§ Instructions to follow:
Extract all lines that hold "CATTLE" from the records below.

################

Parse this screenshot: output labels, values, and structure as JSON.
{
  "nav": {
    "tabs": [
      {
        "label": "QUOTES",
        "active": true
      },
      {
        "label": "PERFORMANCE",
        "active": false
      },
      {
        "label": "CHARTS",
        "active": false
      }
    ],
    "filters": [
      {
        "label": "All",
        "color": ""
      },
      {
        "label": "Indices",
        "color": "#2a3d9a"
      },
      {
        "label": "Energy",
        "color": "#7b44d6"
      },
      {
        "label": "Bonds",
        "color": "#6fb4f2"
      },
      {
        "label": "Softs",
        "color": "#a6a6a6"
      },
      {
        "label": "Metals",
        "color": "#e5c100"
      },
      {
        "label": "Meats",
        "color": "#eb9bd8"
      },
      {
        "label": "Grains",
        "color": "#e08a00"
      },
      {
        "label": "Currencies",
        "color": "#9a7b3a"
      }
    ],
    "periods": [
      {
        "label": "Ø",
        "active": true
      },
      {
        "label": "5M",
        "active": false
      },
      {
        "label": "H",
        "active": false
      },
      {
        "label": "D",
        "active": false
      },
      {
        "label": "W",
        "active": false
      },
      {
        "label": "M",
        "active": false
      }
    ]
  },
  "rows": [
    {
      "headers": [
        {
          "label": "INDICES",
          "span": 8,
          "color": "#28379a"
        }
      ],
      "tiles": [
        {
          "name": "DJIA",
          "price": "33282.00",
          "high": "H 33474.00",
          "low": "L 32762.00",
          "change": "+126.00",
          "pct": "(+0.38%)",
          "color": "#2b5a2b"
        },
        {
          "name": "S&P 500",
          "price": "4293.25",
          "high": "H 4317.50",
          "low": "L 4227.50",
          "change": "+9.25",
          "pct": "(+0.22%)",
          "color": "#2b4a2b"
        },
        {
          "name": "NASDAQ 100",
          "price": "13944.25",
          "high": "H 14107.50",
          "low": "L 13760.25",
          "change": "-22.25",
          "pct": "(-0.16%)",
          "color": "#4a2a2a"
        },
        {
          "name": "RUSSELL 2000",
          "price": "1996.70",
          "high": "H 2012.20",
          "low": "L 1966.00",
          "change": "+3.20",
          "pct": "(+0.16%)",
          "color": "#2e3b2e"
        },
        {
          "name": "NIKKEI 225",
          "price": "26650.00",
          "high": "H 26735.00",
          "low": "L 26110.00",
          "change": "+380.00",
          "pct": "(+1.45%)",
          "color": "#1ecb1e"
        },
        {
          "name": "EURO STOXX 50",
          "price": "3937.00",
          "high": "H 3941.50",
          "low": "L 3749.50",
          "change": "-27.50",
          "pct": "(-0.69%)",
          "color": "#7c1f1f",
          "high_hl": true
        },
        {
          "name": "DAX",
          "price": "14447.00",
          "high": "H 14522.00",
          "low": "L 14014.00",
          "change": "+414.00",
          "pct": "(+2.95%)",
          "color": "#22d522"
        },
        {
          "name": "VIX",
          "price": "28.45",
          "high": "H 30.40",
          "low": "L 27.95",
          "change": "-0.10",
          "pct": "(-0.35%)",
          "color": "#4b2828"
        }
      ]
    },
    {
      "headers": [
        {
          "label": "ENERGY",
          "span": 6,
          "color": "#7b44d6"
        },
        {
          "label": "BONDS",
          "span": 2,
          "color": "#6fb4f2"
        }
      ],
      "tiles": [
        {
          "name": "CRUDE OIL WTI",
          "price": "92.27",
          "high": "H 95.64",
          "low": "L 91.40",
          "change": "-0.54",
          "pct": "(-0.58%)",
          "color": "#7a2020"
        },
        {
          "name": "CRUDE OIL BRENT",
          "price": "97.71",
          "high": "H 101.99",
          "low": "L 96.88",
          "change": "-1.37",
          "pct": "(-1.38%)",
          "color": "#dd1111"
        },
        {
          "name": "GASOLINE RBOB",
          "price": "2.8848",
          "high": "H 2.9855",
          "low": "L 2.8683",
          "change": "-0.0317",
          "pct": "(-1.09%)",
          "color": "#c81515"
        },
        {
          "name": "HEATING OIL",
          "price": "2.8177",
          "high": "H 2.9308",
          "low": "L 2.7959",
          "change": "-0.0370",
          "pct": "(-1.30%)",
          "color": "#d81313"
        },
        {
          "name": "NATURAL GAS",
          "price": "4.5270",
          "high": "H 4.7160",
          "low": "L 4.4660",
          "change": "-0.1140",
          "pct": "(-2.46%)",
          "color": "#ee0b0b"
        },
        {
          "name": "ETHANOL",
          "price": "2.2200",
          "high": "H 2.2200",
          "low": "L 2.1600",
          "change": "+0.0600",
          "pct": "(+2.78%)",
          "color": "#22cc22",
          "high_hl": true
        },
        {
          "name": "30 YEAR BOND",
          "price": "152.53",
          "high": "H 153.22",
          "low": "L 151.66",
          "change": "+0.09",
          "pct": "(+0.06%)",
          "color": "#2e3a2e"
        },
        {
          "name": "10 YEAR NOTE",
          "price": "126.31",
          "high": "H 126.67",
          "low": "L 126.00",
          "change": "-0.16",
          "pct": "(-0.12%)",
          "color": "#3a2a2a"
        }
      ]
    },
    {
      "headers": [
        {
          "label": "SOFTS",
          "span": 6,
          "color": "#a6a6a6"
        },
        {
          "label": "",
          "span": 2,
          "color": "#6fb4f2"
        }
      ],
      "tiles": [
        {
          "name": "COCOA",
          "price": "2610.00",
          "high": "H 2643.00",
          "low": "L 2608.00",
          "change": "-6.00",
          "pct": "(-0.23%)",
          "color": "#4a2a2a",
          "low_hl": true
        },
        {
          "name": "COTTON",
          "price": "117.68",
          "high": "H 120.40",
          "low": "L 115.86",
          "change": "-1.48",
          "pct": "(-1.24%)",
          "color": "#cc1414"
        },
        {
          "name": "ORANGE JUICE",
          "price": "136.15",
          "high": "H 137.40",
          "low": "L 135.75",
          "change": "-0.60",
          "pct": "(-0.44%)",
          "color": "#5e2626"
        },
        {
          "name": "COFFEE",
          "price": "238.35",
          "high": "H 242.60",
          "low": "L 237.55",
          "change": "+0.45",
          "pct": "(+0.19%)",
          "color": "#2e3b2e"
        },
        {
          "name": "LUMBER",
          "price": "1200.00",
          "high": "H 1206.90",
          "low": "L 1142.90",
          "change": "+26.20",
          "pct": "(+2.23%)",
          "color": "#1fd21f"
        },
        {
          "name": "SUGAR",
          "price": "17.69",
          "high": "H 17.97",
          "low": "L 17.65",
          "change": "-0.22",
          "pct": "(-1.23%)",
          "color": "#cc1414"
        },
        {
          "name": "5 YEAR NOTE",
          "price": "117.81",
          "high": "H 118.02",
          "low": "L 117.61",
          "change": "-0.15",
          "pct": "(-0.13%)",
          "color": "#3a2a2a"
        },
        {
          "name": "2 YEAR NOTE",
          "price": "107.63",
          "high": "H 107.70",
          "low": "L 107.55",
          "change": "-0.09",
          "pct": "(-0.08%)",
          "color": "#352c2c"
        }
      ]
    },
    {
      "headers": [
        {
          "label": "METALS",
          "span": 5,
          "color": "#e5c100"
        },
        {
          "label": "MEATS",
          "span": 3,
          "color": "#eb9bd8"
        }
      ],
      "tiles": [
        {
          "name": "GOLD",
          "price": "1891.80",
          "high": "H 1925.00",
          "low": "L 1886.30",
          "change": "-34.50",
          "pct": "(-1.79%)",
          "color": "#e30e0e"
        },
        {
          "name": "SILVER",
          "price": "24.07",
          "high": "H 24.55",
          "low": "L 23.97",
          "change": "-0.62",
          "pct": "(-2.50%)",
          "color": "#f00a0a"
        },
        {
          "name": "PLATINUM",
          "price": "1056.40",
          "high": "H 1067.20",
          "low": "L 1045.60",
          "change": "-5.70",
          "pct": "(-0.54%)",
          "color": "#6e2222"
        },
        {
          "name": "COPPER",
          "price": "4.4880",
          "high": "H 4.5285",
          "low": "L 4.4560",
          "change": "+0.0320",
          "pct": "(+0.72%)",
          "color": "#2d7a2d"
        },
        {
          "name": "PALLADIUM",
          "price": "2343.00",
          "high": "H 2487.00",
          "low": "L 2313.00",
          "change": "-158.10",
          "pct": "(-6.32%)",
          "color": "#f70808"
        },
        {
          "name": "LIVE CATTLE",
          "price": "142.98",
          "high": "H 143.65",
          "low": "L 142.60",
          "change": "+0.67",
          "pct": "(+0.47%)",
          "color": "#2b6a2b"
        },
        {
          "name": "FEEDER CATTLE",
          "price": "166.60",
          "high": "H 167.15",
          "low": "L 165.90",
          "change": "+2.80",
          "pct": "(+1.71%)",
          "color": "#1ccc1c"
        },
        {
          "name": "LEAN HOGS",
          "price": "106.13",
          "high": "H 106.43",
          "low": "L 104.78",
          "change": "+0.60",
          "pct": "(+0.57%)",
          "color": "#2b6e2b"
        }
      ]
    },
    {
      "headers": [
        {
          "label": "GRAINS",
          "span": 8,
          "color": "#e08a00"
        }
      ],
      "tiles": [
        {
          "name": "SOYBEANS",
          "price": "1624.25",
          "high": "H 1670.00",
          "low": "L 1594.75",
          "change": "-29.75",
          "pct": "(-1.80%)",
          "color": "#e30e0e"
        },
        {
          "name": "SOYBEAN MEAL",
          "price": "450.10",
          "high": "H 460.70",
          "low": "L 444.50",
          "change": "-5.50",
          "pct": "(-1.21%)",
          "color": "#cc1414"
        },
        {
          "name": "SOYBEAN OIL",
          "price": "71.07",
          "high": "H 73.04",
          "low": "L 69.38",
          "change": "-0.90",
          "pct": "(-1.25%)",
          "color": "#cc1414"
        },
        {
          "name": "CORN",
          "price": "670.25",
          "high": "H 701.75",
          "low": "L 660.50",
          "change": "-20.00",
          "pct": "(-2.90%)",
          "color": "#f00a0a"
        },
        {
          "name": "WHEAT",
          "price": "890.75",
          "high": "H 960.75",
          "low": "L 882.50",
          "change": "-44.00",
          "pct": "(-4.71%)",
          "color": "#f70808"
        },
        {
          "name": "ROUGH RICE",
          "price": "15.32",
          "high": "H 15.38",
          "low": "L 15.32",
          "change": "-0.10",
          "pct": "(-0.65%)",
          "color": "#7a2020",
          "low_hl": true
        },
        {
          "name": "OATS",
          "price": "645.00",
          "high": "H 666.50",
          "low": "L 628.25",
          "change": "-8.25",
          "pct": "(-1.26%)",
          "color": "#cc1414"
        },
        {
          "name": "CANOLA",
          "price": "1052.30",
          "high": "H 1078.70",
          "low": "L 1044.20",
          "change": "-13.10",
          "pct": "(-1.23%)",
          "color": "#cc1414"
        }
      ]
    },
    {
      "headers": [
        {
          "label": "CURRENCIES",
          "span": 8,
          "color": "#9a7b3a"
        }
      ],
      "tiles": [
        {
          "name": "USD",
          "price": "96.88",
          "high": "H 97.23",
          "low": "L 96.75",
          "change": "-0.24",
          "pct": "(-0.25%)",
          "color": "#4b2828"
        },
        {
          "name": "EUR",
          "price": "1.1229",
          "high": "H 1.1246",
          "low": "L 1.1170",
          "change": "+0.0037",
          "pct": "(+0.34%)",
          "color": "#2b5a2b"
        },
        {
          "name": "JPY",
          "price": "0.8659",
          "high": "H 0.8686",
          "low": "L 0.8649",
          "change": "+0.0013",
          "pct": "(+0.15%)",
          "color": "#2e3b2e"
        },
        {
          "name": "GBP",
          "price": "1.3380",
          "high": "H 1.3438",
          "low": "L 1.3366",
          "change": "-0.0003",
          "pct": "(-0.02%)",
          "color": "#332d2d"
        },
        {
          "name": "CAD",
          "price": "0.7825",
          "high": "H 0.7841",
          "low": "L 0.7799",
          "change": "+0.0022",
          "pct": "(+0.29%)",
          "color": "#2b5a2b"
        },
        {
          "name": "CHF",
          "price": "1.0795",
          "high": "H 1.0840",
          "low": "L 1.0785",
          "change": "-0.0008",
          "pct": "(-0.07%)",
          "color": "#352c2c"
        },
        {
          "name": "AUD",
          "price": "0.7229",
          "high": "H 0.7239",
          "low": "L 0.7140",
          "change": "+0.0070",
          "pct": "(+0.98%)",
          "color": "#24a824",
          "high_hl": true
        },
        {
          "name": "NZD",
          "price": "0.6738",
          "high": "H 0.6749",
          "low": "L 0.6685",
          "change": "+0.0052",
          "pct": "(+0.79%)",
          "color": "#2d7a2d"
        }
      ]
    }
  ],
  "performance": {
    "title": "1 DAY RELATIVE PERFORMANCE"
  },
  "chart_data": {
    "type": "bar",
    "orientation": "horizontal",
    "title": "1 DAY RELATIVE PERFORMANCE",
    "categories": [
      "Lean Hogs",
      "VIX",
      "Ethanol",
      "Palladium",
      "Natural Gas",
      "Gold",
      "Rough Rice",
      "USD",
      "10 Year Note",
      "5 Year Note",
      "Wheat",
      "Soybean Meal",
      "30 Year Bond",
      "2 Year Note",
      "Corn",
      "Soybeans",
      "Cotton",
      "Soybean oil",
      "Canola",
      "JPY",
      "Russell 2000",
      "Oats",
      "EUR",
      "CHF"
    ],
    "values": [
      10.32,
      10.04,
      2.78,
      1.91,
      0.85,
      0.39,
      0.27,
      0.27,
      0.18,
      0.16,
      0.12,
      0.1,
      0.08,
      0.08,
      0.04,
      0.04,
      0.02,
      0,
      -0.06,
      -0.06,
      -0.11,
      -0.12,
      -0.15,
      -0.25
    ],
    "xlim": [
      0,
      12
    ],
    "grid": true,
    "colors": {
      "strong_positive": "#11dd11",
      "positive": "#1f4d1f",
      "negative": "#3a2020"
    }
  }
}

################

§ Task response:
          "name": "LIVE CATTLE",
          "name": "FEEDER CATTLE",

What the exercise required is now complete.